* Begin Material *

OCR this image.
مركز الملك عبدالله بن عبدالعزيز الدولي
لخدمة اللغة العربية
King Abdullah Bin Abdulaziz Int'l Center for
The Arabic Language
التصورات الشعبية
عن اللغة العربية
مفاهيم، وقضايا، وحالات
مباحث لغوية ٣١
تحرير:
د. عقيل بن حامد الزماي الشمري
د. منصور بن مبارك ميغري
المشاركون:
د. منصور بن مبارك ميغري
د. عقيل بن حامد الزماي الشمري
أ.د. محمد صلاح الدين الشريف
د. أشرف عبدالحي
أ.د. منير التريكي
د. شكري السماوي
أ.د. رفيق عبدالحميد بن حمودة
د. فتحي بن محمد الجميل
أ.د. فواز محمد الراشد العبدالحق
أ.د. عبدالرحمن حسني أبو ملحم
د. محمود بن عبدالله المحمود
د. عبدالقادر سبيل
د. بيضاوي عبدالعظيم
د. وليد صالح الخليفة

* End Material *

How many lines in the data contain the string "اللغة"? Respond with the number only.

- Worked solution -
2